# GOAL:
Reproduce the entries word for word, and omit any picture you find in them.

====== MATERIAL FOR THIS EXERCISE

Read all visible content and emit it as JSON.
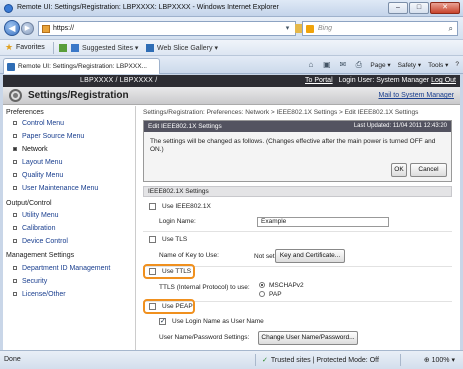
{
  "window": {
    "title": "Remote UI: Settings/Registration: LBPXXXX: LBPXXXX - Windows Internet Explorer",
    "minimize": "–",
    "maximize": "□",
    "close": "✕"
  },
  "address": {
    "url": "https://",
    "search_placeholder": "Bing"
  },
  "favorites": {
    "label": "Favorites",
    "suggested_sites": "Suggested Sites ▾",
    "web_slice_gallery": "Web Slice Gallery ▾"
  },
  "tab": {
    "label": "Remote UI: Settings/Registration: LBPXXX..."
  },
  "commandbar": {
    "page": "Page ▾",
    "safety": "Safety ▾",
    "tools": "Tools ▾",
    "help": "?"
  },
  "header": {
    "device": "LBPXXXX / LBPXXXX /",
    "to_portal": "To Portal",
    "login_user": "Login User: System Manager",
    "log_out": "Log Out",
    "app_title": "Settings/Registration",
    "mail_link": "Mail to System Manager"
  },
  "sidebar": {
    "groups": [
      {
        "label": "Preferences",
        "items": [
          "Control Menu",
          "Paper Source Menu",
          "Network",
          "Layout Menu",
          "Quality Menu",
          "User Maintenance Menu"
        ]
      },
      {
        "label": "Output/Control",
        "items": [
          "Utility Menu",
          "Calibration",
          "Device Control"
        ]
      },
      {
        "label": "Management Settings",
        "items": [
          "Department ID Management",
          "Security",
          "License/Other"
        ]
      }
    ],
    "active_item": "Network"
  },
  "main": {
    "breadcrumb": "Settings/Registration: Preferences: Network > IEEE802.1X Settings > Edit IEEE802.1X Settings",
    "edit_title": "Edit IEEE802.1X Settings",
    "last_updated": "Last Updated: 11/04 2011 12:43:20",
    "message": "The settings will be changed as follows. (Changes effective after the main power is turned OFF and ON.)",
    "ok": "OK",
    "cancel": "Cancel",
    "section_title": "IEEE802.1X Settings",
    "use_ieee": "Use IEEE802.1X",
    "login_name_label": "Login Name:",
    "login_name_value": "Example",
    "use_tls": "Use TLS",
    "key_label": "Name of Key to Use:",
    "key_value": "Not set",
    "key_button": "Key and Certificate...",
    "use_ttls": "Use TTLS",
    "ttls_protocol_label": "TTLS (Internal Protocol) to use:",
    "mschapv2": "MSCHAPv2",
    "pap": "PAP",
    "use_peap": "Use PEAP",
    "use_login_name": "Use Login Name as User Name",
    "user_settings_label": "User Name/Password Settings:",
    "change_button": "Change User Name/Password..."
  },
  "statusbar": {
    "left": "Done",
    "zone": "Trusted sites | Protected Mode: Off",
    "zoom": "100% ▾"
  }
}
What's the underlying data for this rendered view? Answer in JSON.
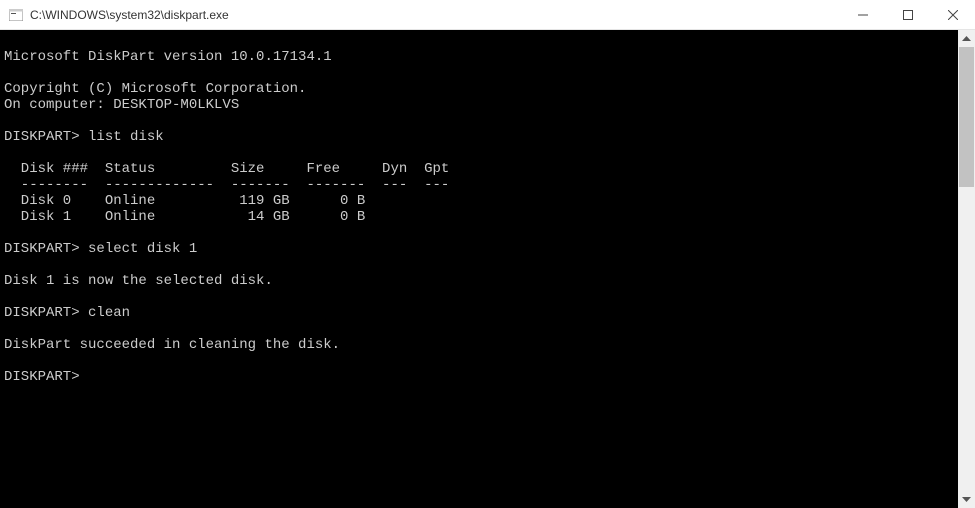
{
  "window": {
    "title": "C:\\WINDOWS\\system32\\diskpart.exe"
  },
  "terminal": {
    "version_line": "Microsoft DiskPart version 10.0.17134.1",
    "copyright_line": "Copyright (C) Microsoft Corporation.",
    "computer_line": "On computer: DESKTOP-M0LKLVS",
    "prompt": "DISKPART>",
    "commands": {
      "list_disk": "list disk",
      "select_disk": "select disk 1",
      "clean": "clean"
    },
    "disk_table": {
      "header": "  Disk ###  Status         Size     Free     Dyn  Gpt",
      "divider": "  --------  -------------  -------  -------  ---  ---",
      "rows": [
        "  Disk 0    Online          119 GB      0 B",
        "  Disk 1    Online           14 GB      0 B"
      ]
    },
    "responses": {
      "selected": "Disk 1 is now the selected disk.",
      "cleaned": "DiskPart succeeded in cleaning the disk."
    },
    "cursor": ""
  },
  "chart_data": {
    "type": "table",
    "title": "list disk",
    "columns": [
      "Disk ###",
      "Status",
      "Size",
      "Free",
      "Dyn",
      "Gpt"
    ],
    "rows": [
      {
        "Disk ###": "Disk 0",
        "Status": "Online",
        "Size": "119 GB",
        "Free": "0 B",
        "Dyn": "",
        "Gpt": ""
      },
      {
        "Disk ###": "Disk 1",
        "Status": "Online",
        "Size": "14 GB",
        "Free": "0 B",
        "Dyn": "",
        "Gpt": ""
      }
    ]
  }
}
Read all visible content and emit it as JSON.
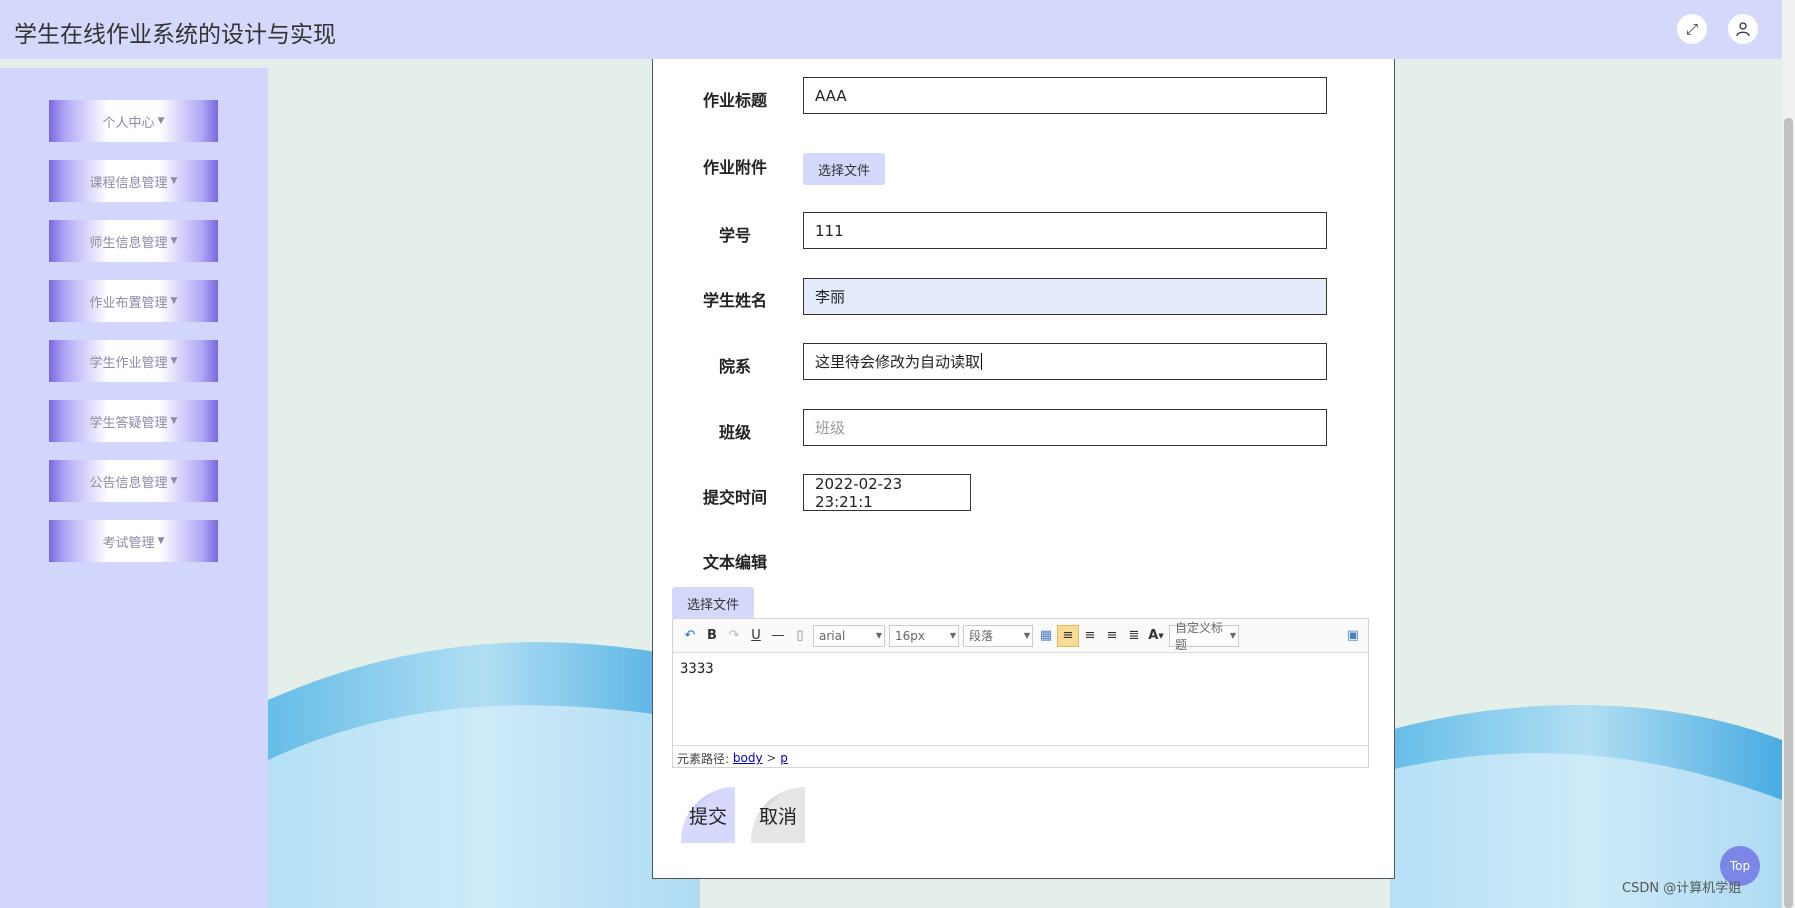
{
  "app": {
    "title": "学生在线作业系统的设计与实现"
  },
  "header": {
    "fullscreen_icon": "expand-icon",
    "user_icon": "user-icon"
  },
  "sidebar": {
    "items": [
      {
        "label": "个人中心"
      },
      {
        "label": "课程信息管理"
      },
      {
        "label": "师生信息管理"
      },
      {
        "label": "作业布置管理"
      },
      {
        "label": "学生作业管理"
      },
      {
        "label": "学生答疑管理"
      },
      {
        "label": "公告信息管理"
      },
      {
        "label": "考试管理"
      }
    ]
  },
  "form": {
    "title_label": "作业标题",
    "title_value": "AAA",
    "attachment_label": "作业附件",
    "attachment_button": "选择文件",
    "student_no_label": "学号",
    "student_no_value": "111",
    "student_name_label": "学生姓名",
    "student_name_value": "李丽",
    "department_label": "院系",
    "department_value": "这里待会修改为自动读取",
    "class_label": "班级",
    "class_placeholder": "班级",
    "submit_time_label": "提交时间",
    "submit_time_value": "2022-02-23 23:21:1",
    "editor_label": "文本编辑",
    "editor_file_button": "选择文件"
  },
  "editor": {
    "font_family": "arial",
    "font_size": "16px",
    "paragraph": "段落",
    "custom_heading": "自定义标题",
    "content": "3333",
    "path_label": "元素路径:",
    "path_body": "body",
    "path_sep": ">",
    "path_p": "p",
    "bold": "B",
    "underline": "U",
    "font_color": "A"
  },
  "actions": {
    "submit": "提交",
    "cancel": "取消"
  },
  "misc": {
    "top_button": "Top",
    "watermark": "CSDN @计算机学姐"
  },
  "colors": {
    "header_bg": "#d4d9fc",
    "sidebar_bg": "#d2d6fd",
    "accent": "#7a68e0"
  }
}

============

# RESPONSE BELOW:
Read all visible content and emit it as JSON.
{
  "window": {
    "title": "Remote UI: Settings/Registration: LBPXXXX: LBPXXXX - Windows Internet Explorer",
    "minimize": "–",
    "maximize": "□",
    "close": "✕"
  },
  "address": {
    "url": "https://",
    "search_placeholder": "Bing"
  },
  "favorites": {
    "label": "Favorites",
    "suggested_sites": "Suggested Sites ▾",
    "web_slice_gallery": "Web Slice Gallery ▾"
  },
  "tab": {
    "label": "Remote UI: Settings/Registration: LBPXXX..."
  },
  "commandbar": {
    "page": "Page ▾",
    "safety": "Safety ▾",
    "tools": "Tools ▾",
    "help": "?"
  },
  "header": {
    "device": "LBPXXXX / LBPXXXX /",
    "to_portal": "To Portal",
    "login_user": "Login User: System Manager",
    "log_out": "Log Out",
    "app_title": "Settings/Registration",
    "mail_link": "Mail to System Manager"
  },
  "sidebar": {
    "groups": [
      {
        "label": "Preferences",
        "items": [
          "Control Menu",
          "Paper Source Menu",
          "Network",
          "Layout Menu",
          "Quality Menu",
          "User Maintenance Menu"
        ]
      },
      {
        "label": "Output/Control",
        "items": [
          "Utility Menu",
          "Calibration",
          "Device Control"
        ]
      },
      {
        "label": "Management Settings",
        "items": [
          "Department ID Management",
          "Security",
          "License/Other"
        ]
      }
    ],
    "active_item": "Network"
  },
  "main": {
    "breadcrumb": "Settings/Registration: Preferences: Network > IEEE802.1X Settings > Edit IEEE802.1X Settings",
    "edit_title": "Edit IEEE802.1X Settings",
    "last_updated": "Last Updated: 11/04 2011 12:43:20",
    "message": "The settings will be changed as follows. (Changes effective after the main power is turned OFF and ON.)",
    "ok": "OK",
    "cancel": "Cancel",
    "section_title": "IEEE802.1X Settings",
    "use_ieee": "Use IEEE802.1X",
    "login_name_label": "Login Name:",
    "login_name_value": "Example",
    "use_tls": "Use TLS",
    "key_label": "Name of Key to Use:",
    "key_value": "Not set",
    "key_button": "Key and Certificate...",
    "use_ttls": "Use TTLS",
    "ttls_protocol_label": "TTLS (Internal Protocol) to use:",
    "mschapv2": "MSCHAPv2",
    "pap": "PAP",
    "use_peap": "Use PEAP",
    "use_login_name": "Use Login Name as User Name",
    "user_settings_label": "User Name/Password Settings:",
    "change_button": "Change User Name/Password..."
  },
  "statusbar": {
    "left": "Done",
    "zone": "Trusted sites | Protected Mode: Off",
    "zoom": "100% ▾"
  }
}
What's the underlying data for this rendered view? Answer in JSON.
{
  "window": {
    "title": "C:\\WINDOWS\\system32\\diskpart.exe"
  },
  "terminal": {
    "version_line": "Microsoft DiskPart version 10.0.17134.1",
    "copyright_line": "Copyright (C) Microsoft Corporation.",
    "computer_line": "On computer: DESKTOP-M0LKLVS",
    "prompt": "DISKPART>",
    "commands": {
      "list_disk": "list disk",
      "select_disk": "select disk 1",
      "clean": "clean"
    },
    "disk_table": {
      "header": "  Disk ###  Status         Size     Free     Dyn  Gpt",
      "divider": "  --------  -------------  -------  -------  ---  ---",
      "rows": [
        "  Disk 0    Online          119 GB      0 B",
        "  Disk 1    Online           14 GB      0 B"
      ]
    },
    "responses": {
      "selected": "Disk 1 is now the selected disk.",
      "cleaned": "DiskPart succeeded in cleaning the disk."
    },
    "cursor": ""
  },
  "chart_data": {
    "type": "table",
    "title": "list disk",
    "columns": [
      "Disk ###",
      "Status",
      "Size",
      "Free",
      "Dyn",
      "Gpt"
    ],
    "rows": [
      {
        "Disk ###": "Disk 0",
        "Status": "Online",
        "Size": "119 GB",
        "Free": "0 B",
        "Dyn": "",
        "Gpt": ""
      },
      {
        "Disk ###": "Disk 1",
        "Status": "Online",
        "Size": "14 GB",
        "Free": "0 B",
        "Dyn": "",
        "Gpt": ""
      }
    ]
  }
}
Read all visible content and emit it as JSON.
{
  "app": {
    "title": "学生在线作业系统的设计与实现"
  },
  "header": {
    "fullscreen_icon": "expand-icon",
    "user_icon": "user-icon"
  },
  "sidebar": {
    "items": [
      {
        "label": "个人中心"
      },
      {
        "label": "课程信息管理"
      },
      {
        "label": "师生信息管理"
      },
      {
        "label": "作业布置管理"
      },
      {
        "label": "学生作业管理"
      },
      {
        "label": "学生答疑管理"
      },
      {
        "label": "公告信息管理"
      },
      {
        "label": "考试管理"
      }
    ]
  },
  "form": {
    "title_label": "作业标题",
    "title_value": "AAA",
    "attachment_label": "作业附件",
    "attachment_button": "选择文件",
    "student_no_label": "学号",
    "student_no_value": "111",
    "student_name_label": "学生姓名",
    "student_name_value": "李丽",
    "department_label": "院系",
    "department_value": "这里待会修改为自动读取",
    "class_label": "班级",
    "class_placeholder": "班级",
    "submit_time_label": "提交时间",
    "submit_time_value": "2022-02-23 23:21:1",
    "editor_label": "文本编辑",
    "editor_file_button": "选择文件"
  },
  "editor": {
    "font_family": "arial",
    "font_size": "16px",
    "paragraph": "段落",
    "custom_heading": "自定义标题",
    "content": "3333",
    "path_label": "元素路径:",
    "path_body": "body",
    "path_sep": ">",
    "path_p": "p",
    "bold": "B",
    "underline": "U",
    "font_color": "A"
  },
  "actions": {
    "submit": "提交",
    "cancel": "取消"
  },
  "misc": {
    "top_button": "Top",
    "watermark": "CSDN @计算机学姐"
  },
  "colors": {
    "header_bg": "#d4d9fc",
    "sidebar_bg": "#d2d6fd",
    "accent": "#7a68e0"
  }
}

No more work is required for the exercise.